## Records for the exercise
========

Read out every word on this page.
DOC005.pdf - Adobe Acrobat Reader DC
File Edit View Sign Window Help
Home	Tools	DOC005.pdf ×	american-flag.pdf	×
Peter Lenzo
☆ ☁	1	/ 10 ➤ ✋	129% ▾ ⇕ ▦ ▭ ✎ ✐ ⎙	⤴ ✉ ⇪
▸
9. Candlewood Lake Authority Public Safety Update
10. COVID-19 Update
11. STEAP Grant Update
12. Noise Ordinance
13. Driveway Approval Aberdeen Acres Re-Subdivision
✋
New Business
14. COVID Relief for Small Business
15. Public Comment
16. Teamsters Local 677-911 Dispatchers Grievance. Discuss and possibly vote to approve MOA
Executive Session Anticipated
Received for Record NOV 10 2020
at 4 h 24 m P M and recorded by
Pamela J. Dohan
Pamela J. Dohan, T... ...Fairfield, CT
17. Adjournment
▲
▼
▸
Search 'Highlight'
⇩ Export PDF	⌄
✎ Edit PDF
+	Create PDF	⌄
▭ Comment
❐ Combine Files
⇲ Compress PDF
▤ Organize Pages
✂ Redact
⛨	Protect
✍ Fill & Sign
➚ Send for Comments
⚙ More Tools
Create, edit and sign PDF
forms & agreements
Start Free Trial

========

## Exercise aim
Find the lines above that include the string "Tools" and copy them.

## In response
Home	Tools	DOC005.pdf ×	american-flag.pdf	×
⚙ More Tools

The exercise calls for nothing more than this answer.